### Items
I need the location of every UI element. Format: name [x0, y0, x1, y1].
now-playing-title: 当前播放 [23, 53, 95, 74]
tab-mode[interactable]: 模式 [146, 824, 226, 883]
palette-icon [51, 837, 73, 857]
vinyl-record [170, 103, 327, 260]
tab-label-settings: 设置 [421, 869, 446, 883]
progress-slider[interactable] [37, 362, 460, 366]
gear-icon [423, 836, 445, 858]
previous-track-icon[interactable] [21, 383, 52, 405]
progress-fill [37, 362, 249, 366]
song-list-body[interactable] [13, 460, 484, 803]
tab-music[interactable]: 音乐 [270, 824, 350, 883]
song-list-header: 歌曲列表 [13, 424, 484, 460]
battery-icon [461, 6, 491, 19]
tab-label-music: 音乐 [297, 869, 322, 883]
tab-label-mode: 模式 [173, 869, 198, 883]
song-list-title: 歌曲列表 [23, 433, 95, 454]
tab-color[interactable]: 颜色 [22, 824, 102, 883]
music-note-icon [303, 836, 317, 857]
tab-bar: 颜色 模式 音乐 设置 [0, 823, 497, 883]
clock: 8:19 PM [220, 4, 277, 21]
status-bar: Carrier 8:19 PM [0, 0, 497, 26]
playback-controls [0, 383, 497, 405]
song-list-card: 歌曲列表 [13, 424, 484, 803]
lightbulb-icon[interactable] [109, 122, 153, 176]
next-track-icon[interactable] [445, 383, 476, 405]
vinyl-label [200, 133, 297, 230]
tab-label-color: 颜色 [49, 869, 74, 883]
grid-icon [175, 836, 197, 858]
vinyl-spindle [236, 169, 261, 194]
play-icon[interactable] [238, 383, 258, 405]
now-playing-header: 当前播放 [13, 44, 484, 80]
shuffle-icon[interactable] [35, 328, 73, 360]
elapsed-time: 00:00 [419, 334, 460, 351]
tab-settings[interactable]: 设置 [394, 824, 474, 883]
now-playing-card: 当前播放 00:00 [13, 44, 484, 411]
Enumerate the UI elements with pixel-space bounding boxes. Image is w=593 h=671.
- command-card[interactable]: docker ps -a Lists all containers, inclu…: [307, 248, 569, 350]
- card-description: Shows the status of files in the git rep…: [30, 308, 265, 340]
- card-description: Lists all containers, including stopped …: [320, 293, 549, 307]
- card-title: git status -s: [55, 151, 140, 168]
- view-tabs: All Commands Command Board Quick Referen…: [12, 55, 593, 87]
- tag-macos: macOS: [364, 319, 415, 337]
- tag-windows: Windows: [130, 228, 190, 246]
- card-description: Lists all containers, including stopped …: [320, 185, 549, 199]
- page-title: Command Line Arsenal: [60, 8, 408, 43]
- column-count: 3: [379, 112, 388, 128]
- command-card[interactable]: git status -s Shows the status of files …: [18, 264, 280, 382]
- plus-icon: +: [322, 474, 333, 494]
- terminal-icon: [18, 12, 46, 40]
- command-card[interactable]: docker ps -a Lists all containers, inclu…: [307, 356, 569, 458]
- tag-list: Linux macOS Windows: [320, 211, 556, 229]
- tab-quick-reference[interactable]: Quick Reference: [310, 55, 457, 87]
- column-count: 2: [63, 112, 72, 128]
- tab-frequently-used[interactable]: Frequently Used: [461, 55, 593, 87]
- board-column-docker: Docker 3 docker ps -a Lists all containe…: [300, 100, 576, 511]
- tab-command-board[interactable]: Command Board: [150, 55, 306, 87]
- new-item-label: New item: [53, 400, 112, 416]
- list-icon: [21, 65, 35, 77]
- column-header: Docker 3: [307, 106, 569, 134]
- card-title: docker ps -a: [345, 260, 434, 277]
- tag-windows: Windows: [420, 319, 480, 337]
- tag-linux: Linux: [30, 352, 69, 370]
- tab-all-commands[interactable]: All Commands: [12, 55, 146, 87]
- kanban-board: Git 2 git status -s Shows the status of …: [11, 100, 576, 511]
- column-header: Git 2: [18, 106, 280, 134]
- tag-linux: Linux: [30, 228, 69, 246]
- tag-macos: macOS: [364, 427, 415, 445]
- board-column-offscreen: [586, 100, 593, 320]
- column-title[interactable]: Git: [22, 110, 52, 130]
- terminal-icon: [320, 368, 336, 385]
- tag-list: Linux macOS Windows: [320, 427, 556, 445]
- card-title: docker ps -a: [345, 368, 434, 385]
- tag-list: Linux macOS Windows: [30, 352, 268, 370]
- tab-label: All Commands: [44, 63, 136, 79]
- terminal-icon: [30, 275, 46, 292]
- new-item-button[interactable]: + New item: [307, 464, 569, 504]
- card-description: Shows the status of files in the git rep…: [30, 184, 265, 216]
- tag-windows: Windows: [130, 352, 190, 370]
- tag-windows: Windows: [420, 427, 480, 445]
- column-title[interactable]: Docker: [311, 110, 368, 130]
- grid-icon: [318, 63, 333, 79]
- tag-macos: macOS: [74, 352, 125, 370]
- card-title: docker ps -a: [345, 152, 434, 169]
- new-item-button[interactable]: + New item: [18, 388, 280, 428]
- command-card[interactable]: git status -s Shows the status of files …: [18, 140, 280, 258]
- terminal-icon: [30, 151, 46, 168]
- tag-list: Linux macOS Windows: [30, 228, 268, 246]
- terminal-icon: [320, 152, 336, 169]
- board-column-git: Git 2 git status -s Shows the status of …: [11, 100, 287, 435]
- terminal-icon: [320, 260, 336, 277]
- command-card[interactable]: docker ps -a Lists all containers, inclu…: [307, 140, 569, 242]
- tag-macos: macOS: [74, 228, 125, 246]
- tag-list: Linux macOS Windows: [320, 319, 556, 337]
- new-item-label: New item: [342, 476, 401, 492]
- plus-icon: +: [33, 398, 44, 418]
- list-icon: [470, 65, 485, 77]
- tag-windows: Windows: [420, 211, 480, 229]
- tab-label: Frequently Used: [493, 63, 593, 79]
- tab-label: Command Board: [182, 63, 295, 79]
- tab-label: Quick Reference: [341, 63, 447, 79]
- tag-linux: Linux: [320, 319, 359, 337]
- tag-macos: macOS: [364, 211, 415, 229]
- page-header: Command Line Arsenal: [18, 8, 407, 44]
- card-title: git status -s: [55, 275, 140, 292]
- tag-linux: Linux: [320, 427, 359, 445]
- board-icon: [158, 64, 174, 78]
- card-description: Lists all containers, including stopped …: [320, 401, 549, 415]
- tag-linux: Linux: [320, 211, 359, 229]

### Task instructions
Copy out all of the lines above again, swapping "card-description" for "card-summary" wherever it occurs and changing nothing else.

### Result below
I need the location of every UI element. Format: name [x0, y0, x1, y1].
now-playing-title: 当前播放 [23, 53, 95, 74]
tab-mode[interactable]: 模式 [146, 824, 226, 883]
palette-icon [51, 837, 73, 857]
vinyl-record [170, 103, 327, 260]
tab-label-settings: 设置 [421, 869, 446, 883]
progress-slider[interactable] [37, 362, 460, 366]
gear-icon [423, 836, 445, 858]
previous-track-icon[interactable] [21, 383, 52, 405]
progress-fill [37, 362, 249, 366]
song-list-body[interactable] [13, 460, 484, 803]
tab-music[interactable]: 音乐 [270, 824, 350, 883]
song-list-header: 歌曲列表 [13, 424, 484, 460]
battery-icon [461, 6, 491, 19]
tab-label-music: 音乐 [297, 869, 322, 883]
tab-label-mode: 模式 [173, 869, 198, 883]
song-list-title: 歌曲列表 [23, 433, 95, 454]
tab-color[interactable]: 颜色 [22, 824, 102, 883]
music-note-icon [303, 836, 317, 857]
tab-bar: 颜色 模式 音乐 设置 [0, 823, 497, 883]
clock: 8:19 PM [220, 4, 277, 21]
status-bar: Carrier 8:19 PM [0, 0, 497, 26]
playback-controls [0, 383, 497, 405]
song-list-card: 歌曲列表 [13, 424, 484, 803]
lightbulb-icon[interactable] [109, 122, 153, 176]
next-track-icon[interactable] [445, 383, 476, 405]
vinyl-label [200, 133, 297, 230]
tab-label-color: 颜色 [49, 869, 74, 883]
grid-icon [175, 836, 197, 858]
vinyl-spindle [236, 169, 261, 194]
play-icon[interactable] [238, 383, 258, 405]
now-playing-header: 当前播放 [13, 44, 484, 80]
shuffle-icon[interactable] [35, 328, 73, 360]
elapsed-time: 00:00 [419, 334, 460, 351]
tab-settings[interactable]: 设置 [394, 824, 474, 883]
now-playing-card: 当前播放 00:00 [13, 44, 484, 411]
Enumerate the UI elements with pixel-space bounding boxes. Image is w=593 h=671.
- command-card[interactable]: docker ps -a Lists all containers, inclu…: [307, 248, 569, 350]
- card-summary: Shows the status of files in the git rep…: [30, 308, 265, 340]
- card-summary: Lists all containers, including stopped …: [320, 293, 549, 307]
- card-title: git status -s: [55, 151, 140, 168]
- view-tabs: All Commands Command Board Quick Referen…: [12, 55, 593, 87]
- tag-macos: macOS: [364, 319, 415, 337]
- tag-windows: Windows: [130, 228, 190, 246]
- card-summary: Lists all containers, including stopped …: [320, 185, 549, 199]
- page-title: Command Line Arsenal: [60, 8, 408, 43]
- column-count: 3: [379, 112, 388, 128]
- command-card[interactable]: git status -s Shows the status of files …: [18, 264, 280, 382]
- plus-icon: +: [322, 474, 333, 494]
- terminal-icon: [18, 12, 46, 40]
- command-card[interactable]: docker ps -a Lists all containers, inclu…: [307, 356, 569, 458]
- tag-list: Linux macOS Windows: [320, 211, 556, 229]
- tab-quick-reference[interactable]: Quick Reference: [310, 55, 457, 87]
- column-count: 2: [63, 112, 72, 128]
- tab-frequently-used[interactable]: Frequently Used: [461, 55, 593, 87]
- board-column-docker: Docker 3 docker ps -a Lists all containe…: [300, 100, 576, 511]
- tab-command-board[interactable]: Command Board: [150, 55, 306, 87]
- new-item-label: New item: [53, 400, 112, 416]
- list-icon: [21, 65, 35, 77]
- column-header: Docker 3: [307, 106, 569, 134]
- card-title: docker ps -a: [345, 260, 434, 277]
- tag-windows: Windows: [420, 319, 480, 337]
- tag-linux: Linux: [30, 352, 69, 370]
- tab-all-commands[interactable]: All Commands: [12, 55, 146, 87]
- kanban-board: Git 2 git status -s Shows the status of …: [11, 100, 576, 511]
- column-header: Git 2: [18, 106, 280, 134]
- tag-linux: Linux: [30, 228, 69, 246]
- tag-macos: macOS: [364, 427, 415, 445]
- board-column-offscreen: [586, 100, 593, 320]
- column-title[interactable]: Git: [22, 110, 52, 130]
- terminal-icon: [320, 368, 336, 385]
- tag-list: Linux macOS Windows: [320, 427, 556, 445]
- card-title: docker ps -a: [345, 368, 434, 385]
- tag-list: Linux macOS Windows: [30, 352, 268, 370]
- tab-label: All Commands: [44, 63, 136, 79]
- terminal-icon: [30, 275, 46, 292]
- new-item-button[interactable]: + New item: [307, 464, 569, 504]
- card-summary: Shows the status of files in the git rep…: [30, 184, 265, 216]
- tag-windows: Windows: [130, 352, 190, 370]
- tag-windows: Windows: [420, 427, 480, 445]
- column-title[interactable]: Docker: [311, 110, 368, 130]
- grid-icon: [318, 63, 333, 79]
- tag-macos: macOS: [74, 352, 125, 370]
- card-title: docker ps -a: [345, 152, 434, 169]
- new-item-button[interactable]: + New item: [18, 388, 280, 428]
- command-card[interactable]: git status -s Shows the status of files …: [18, 140, 280, 258]
- terminal-icon: [30, 151, 46, 168]
- tag-list: Linux macOS Windows: [30, 228, 268, 246]
- terminal-icon: [320, 152, 336, 169]
- board-column-git: Git 2 git status -s Shows the status of …: [11, 100, 287, 435]
- terminal-icon: [320, 260, 336, 277]
- command-card[interactable]: docker ps -a Lists all containers, inclu…: [307, 140, 569, 242]
- tag-macos: macOS: [74, 228, 125, 246]
- tag-list: Linux macOS Windows: [320, 319, 556, 337]
- new-item-label: New item: [342, 476, 401, 492]
- plus-icon: +: [33, 398, 44, 418]
- list-icon: [470, 65, 485, 77]
- tag-windows: Windows: [420, 211, 480, 229]
- tab-label: Frequently Used: [493, 63, 593, 79]
- tab-label: Command Board: [182, 63, 295, 79]
- tab-label: Quick Reference: [341, 63, 447, 79]
- tag-linux: Linux: [320, 319, 359, 337]
- tag-macos: macOS: [364, 211, 415, 229]
- page-header: Command Line Arsenal: [18, 8, 407, 44]
- card-title: git status -s: [55, 275, 140, 292]
- tag-linux: Linux: [320, 427, 359, 445]
- board-icon: [158, 64, 174, 78]
- card-summary: Lists all containers, including stopped …: [320, 401, 549, 415]
- tag-linux: Linux: [320, 211, 359, 229]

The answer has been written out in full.